Reproduce each line of the material precisely.

START EXERCISE DATA

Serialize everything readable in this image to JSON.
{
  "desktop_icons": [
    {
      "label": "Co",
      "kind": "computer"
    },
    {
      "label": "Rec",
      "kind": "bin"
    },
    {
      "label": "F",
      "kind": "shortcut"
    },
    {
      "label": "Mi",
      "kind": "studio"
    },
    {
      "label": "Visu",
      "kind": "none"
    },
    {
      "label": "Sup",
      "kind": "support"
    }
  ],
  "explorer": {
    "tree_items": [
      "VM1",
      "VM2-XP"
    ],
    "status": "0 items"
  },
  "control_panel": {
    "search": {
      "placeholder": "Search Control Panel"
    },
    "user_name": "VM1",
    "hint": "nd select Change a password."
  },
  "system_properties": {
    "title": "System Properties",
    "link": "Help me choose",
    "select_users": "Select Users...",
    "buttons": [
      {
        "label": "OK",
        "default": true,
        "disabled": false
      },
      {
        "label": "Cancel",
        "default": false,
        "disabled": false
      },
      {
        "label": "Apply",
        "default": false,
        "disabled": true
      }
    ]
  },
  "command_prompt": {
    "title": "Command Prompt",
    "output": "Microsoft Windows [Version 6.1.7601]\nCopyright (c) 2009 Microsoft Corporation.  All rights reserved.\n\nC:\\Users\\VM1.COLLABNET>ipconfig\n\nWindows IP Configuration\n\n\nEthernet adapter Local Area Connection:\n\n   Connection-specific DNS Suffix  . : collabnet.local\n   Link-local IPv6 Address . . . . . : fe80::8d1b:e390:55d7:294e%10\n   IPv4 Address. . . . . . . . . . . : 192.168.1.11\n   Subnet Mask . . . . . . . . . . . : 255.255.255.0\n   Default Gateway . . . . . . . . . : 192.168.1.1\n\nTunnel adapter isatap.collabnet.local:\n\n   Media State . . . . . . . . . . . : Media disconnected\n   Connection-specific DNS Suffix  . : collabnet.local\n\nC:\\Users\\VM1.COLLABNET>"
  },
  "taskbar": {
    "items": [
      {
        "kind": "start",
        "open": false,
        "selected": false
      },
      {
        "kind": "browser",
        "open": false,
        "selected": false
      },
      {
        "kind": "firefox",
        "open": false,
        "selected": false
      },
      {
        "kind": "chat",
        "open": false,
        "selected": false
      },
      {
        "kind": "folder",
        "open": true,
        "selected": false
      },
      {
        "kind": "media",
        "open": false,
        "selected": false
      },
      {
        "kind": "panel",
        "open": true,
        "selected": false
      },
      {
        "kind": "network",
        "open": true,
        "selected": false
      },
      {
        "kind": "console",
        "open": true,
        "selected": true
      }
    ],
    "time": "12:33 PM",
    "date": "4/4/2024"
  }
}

END EXERCISE DATA

• _TASK RESPONSE_:
Serialize everything readable in this image to JSON.
{
  "desktop_icons": [
    {
      "label": "Co",
      "kind": "computer"
    },
    {
      "label": "Rec",
      "kind": "bin"
    },
    {
      "label": "F",
      "kind": "shortcut"
    },
    {
      "label": "Mi",
      "kind": "studio"
    },
    {
      "label": "Visu",
      "kind": "none"
    },
    {
      "label": "Sup",
      "kind": "support"
    }
  ],
  "explorer": {
    "tree_items": [
      "VM1",
      "VM2-XP"
    ],
    "status": "0 items"
  },
  "control_panel": {
    "search": {
      "placeholder": "Search Control Panel"
    },
    "user_name": "VM1",
    "hint": "nd select Change a password."
  },
  "system_properties": {
    "title": "System Properties",
    "link": "Help me choose",
    "select_users": "Select Users...",
    "buttons": [
      {
        "label": "OK",
        "default": true,
        "disabled": false
      },
      {
        "label": "Cancel",
        "default": false,
        "disabled": false
      },
      {
        "label": "Apply",
        "default": false,
        "disabled": true
      }
    ]
  },
  "command_prompt": {
    "title": "Command Prompt",
    "output": "Microsoft Windows [Version 6.1.7601]\nCopyright (c) 2009 Microsoft Corporation.  All rights reserved.\n\nC:\\Users\\VM1.COLLABNET>ipconfig\n\nWindows IP Configuration\n\n\nEthernet adapter Local Area Connection:\n\n   Connection-specific DNS Suffix  . : collabnet.local\n   Link-local IPv6 Address . . . . . : fe80::8d1b:e390:55d7:294e%10\n   IPv4 Address. . . . . . . . . . . : 192.168.1.11\n   Subnet Mask . . . . . . . . . . . : 255.255.255.0\n   Default Gateway . . . . . . . . . : 192.168.1.1\n\nTunnel adapter isatap.collabnet.local:\n\n   Media State . . . . . . . . . . . : Media disconnected\n   Connection-specific DNS Suffix  . : collabnet.local\n\nC:\\Users\\VM1.COLLABNET>"
  },
  "taskbar": {
    "items": [
      {
        "kind": "start",
        "open": false,
        "selected": false
      },
      {
        "kind": "browser",
        "open": false,
        "selected": false
      },
      {
        "kind": "firefox",
        "open": false,
        "selected": false
      },
      {
        "kind": "chat",
        "open": false,
        "selected": false
      },
      {
        "kind": "folder",
        "open": true,
        "selected": false
      },
      {
        "kind": "media",
        "open": false,
        "selected": false
      },
      {
        "kind": "panel",
        "open": true,
        "selected": false
      },
      {
        "kind": "network",
        "open": true,
        "selected": false
      },
      {
        "kind": "console",
        "open": true,
        "selected": true
      }
    ],
    "time": "12:33 PM",
    "date": "4/4/2024"
  }
}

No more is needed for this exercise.